EXERCISE GOAL –
Copy each of the entries below faithfully, setting aside any pictures.

DATA EXTRACT –
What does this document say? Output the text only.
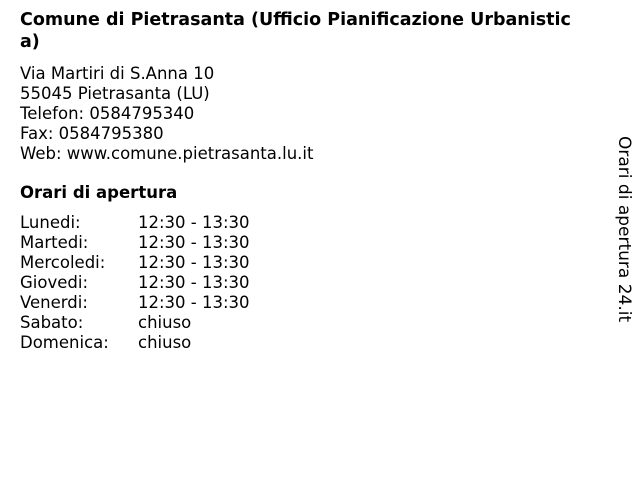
Comune di Pietrasanta (Ufficio Pianificazione Urbanistica)
Via Martiri di S.Anna 10
55045 Pietrasanta (LU)
Telefon: 0584795340
Fax: 0584795380
Web: www.comune.pietrasanta.lu.it
Orari di apertura
Lunedi:	12:30 - 13:30
Martedi:	12:30 - 13:30
Mercoledi:	12:30 - 13:30
Giovedi:	12:30 - 13:30
Venerdi:	12:30 - 13:30
Sabato:	chiuso
Domenica:	chiuso
Orari di apertura 24.it
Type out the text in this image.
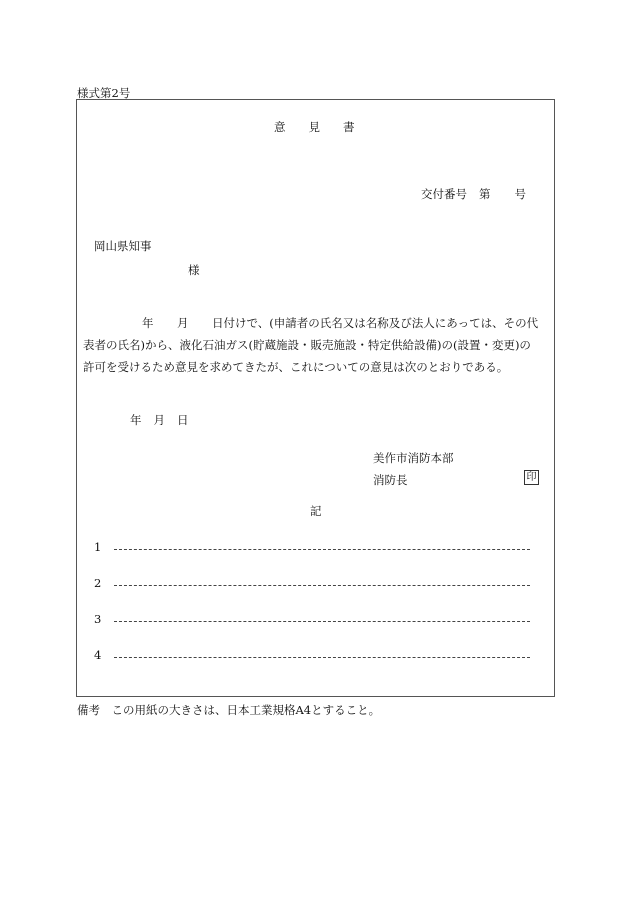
様式第2号
意　　見　　書
交付番号 第 号
岡山県知事
様
年 月 日付けで、(申請者の氏名又は名称及び法人にあっては、その代
表者の氏名)から、液化石油ガス(貯蔵施設・販売施設・特定供給設備)の(設置・変更)の
許可を受けるため意見を求めてきたが、これについての意見は次のとおりである。
年 月 日
美作市消防本部
消防長	印
記
1
2
3
4
備考　この用紙の大きさは、日本工業規格A4とすること。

RESULT –
What does this document say? Output the text only.
Comune di Pietrasanta (Ufficio Pianificazione Urbanistica)
Via Martiri di S.Anna 10
55045 Pietrasanta (LU)
Telefon: 0584795340
Fax: 0584795380
Web: www.comune.pietrasanta.lu.it
Orari di apertura
Lunedi:	12:30 - 13:30
Martedi:	12:30 - 13:30
Mercoledi:	12:30 - 13:30
Giovedi:	12:30 - 13:30
Venerdi:	12:30 - 13:30
Sabato:	chiuso
Domenica:	chiuso
Orari di apertura 24.it
Type out the text in this image.
様式第2号
意　　見　　書
交付番号 第 号
岡山県知事
様
年 月 日付けで、(申請者の氏名又は名称及び法人にあっては、その代
表者の氏名)から、液化石油ガス(貯蔵施設・販売施設・特定供給設備)の(設置・変更)の
許可を受けるため意見を求めてきたが、これについての意見は次のとおりである。
年 月 日
美作市消防本部
消防長	印
記
1
2
3
4
備考　この用紙の大きさは、日本工業規格A4とすること。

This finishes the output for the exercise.